TEXT:
_ _ _ _ _

Census-designated place in Mesa County, CO, USA

Fruitvale is a census-designated place (CDP) in and governed by Mesa County, Colorado, United States. It is part of the Grand Junction, CO Metropolitan Statistical Area. The population was 8,271 at the 2020 census, up from 7,675 in 2010. The Grand Junction post office (Zip Code 81504) serves Fruitvale postal addresses.

==Geography==
Fruitvale is in central Mesa County, bordered to the west by the city of Grand Junction and to the east and south by unincorporated Clifton. Interstate 70 forms the northern edge of the Fruitvale CDP, and U.S. Route 6 forms the southern edge. The CDP has an area of 2.9 sqmi, all land.

===Climate===

Climate data for Fruitvale, Colorado
| Month | Jan | Feb | Mar | Apr | May | Jun | Jul | Aug | Sep | Oct | Nov | Dec | Year |
| Mean daily maximum °F (°C) | 38 (3) | 46 (8) | 56 (13) | 65 (18) | 75 (24) | 86 (30) | 92 (33) | 90 (32) | 81 (27) | 68 (20) | 51 (11) | 41 (5) | 65.75 (18.75) |
| Mean daily minimum °F (°C) | 17 (−8) | 24 (−4) | 33 (1) | 39 (4) | 48 (9) | 57 (14) | 63 (17) | 61 (16) | 52 (11) | 41 (5) | 29 (−2) | 19 (−7) | 40.25 (4.58) |
Source: Intellicast

==Demographics==

The United States Census Bureau initially defined the Fruitvale CDP for the 1990 United States census.

_ _ _ _ _

WORK ORDER: Duplicate the passage from the Fruitvale text verbatim, from "Climate data for" up to and including "United States census.". The material that comes after the Fruitvale text is separate from it.

(Dataset excerpts)
_ _ _ _ _

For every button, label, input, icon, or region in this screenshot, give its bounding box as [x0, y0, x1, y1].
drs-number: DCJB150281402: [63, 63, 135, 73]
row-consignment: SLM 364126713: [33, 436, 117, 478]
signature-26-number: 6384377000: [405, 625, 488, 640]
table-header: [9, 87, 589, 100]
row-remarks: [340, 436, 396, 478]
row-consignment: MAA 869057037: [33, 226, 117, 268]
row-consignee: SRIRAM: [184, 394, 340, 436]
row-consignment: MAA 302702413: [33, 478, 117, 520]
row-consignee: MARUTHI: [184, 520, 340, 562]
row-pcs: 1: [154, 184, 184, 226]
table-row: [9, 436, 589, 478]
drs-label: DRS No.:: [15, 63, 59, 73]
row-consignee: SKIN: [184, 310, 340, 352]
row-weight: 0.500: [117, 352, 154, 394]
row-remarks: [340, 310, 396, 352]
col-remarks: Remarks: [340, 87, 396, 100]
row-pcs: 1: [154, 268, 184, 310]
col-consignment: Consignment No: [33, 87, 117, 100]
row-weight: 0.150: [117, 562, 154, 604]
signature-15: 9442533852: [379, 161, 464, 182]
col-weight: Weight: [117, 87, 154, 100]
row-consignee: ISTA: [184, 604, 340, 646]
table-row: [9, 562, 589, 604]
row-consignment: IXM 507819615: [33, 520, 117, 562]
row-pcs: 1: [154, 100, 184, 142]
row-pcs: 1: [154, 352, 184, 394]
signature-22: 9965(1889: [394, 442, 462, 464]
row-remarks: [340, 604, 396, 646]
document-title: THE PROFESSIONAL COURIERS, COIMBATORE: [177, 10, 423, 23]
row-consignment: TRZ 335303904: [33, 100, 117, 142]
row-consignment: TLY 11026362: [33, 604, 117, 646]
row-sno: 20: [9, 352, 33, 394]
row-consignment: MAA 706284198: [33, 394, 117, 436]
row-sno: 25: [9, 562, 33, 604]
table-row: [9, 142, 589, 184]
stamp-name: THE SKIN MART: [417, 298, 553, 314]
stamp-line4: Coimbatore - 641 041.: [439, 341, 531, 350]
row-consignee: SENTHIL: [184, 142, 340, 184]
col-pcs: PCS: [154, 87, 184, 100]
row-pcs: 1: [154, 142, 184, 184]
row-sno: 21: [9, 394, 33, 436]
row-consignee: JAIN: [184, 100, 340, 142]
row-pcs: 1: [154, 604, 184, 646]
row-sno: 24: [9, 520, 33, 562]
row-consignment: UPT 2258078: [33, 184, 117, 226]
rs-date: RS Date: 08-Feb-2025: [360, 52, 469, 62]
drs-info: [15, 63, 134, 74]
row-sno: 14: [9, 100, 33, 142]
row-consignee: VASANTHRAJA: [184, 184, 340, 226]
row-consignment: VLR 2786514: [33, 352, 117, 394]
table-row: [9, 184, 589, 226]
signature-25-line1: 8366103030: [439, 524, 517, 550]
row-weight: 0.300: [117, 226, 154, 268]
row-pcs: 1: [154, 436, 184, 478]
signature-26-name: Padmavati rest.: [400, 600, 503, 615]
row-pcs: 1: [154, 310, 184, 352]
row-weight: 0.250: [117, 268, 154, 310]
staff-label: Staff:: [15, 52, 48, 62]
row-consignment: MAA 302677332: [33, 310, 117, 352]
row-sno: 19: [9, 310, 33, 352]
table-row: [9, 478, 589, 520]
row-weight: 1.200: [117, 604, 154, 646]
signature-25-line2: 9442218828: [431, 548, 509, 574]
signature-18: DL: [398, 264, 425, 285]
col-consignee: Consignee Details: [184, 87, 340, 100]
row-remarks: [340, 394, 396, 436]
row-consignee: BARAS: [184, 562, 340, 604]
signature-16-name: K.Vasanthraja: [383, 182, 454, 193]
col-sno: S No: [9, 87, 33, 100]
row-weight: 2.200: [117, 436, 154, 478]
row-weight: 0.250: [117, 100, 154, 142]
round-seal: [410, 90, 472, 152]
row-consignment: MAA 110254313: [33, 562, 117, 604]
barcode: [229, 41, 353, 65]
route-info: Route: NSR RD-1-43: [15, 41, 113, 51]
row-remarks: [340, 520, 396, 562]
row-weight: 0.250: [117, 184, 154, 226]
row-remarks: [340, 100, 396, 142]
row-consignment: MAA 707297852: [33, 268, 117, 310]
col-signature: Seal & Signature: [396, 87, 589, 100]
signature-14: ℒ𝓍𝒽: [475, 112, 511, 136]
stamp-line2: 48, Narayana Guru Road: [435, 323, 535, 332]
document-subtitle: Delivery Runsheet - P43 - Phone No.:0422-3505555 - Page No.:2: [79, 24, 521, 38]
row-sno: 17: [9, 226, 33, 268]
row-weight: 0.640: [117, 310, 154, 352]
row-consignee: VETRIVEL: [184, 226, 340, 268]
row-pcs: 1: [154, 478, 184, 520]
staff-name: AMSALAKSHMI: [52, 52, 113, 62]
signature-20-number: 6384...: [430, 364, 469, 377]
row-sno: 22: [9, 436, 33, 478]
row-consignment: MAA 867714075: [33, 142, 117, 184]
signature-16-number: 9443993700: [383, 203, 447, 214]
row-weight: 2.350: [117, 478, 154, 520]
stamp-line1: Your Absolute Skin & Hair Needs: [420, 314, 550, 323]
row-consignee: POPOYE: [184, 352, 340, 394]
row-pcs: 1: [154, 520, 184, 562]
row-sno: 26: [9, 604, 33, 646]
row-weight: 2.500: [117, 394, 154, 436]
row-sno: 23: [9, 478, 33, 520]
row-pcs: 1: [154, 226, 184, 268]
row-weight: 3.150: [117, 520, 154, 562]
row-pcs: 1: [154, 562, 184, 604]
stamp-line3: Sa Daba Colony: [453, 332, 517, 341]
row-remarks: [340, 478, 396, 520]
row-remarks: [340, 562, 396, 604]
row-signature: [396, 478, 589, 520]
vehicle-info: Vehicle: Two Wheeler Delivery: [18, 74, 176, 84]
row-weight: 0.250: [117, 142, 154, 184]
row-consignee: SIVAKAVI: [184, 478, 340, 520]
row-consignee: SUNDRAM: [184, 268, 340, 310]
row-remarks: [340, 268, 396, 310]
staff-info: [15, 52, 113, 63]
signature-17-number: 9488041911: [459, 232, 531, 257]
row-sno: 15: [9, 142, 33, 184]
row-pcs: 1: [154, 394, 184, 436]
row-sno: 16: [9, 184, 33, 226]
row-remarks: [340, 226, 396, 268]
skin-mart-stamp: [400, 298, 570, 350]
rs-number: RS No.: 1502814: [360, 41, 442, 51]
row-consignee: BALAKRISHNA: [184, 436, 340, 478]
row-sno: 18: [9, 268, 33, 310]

_ _ _ _ _

EXERCISE OUTPUT:
Climate data for Fruitvale, Colorado
| Month | Jan | Feb | Mar | Apr | May | Jun | Jul | Aug | Sep | Oct | Nov | Dec | Year |
| Mean daily maximum °F (°C) | 38 (3) | 46 (8) | 56 (13) | 65 (18) | 75 (24) | 86 (30) | 92 (33) | 90 (32) | 81 (27) | 68 (20) | 51 (11) | 41 (5) | 65.75 (18.75) |
| Mean daily minimum °F (°C) | 17 (−8) | 24 (−4) | 33 (1) | 39 (4) | 48 (9) | 57 (14) | 63 (17) | 61 (16) | 52 (11) | 41 (5) | 29 (−2) | 19 (−7) | 40.25 (4.58) |
Source: Intellicast

==Demographics==

The United States Census Bureau initially defined the Fruitvale CDP for the 1990 United States census.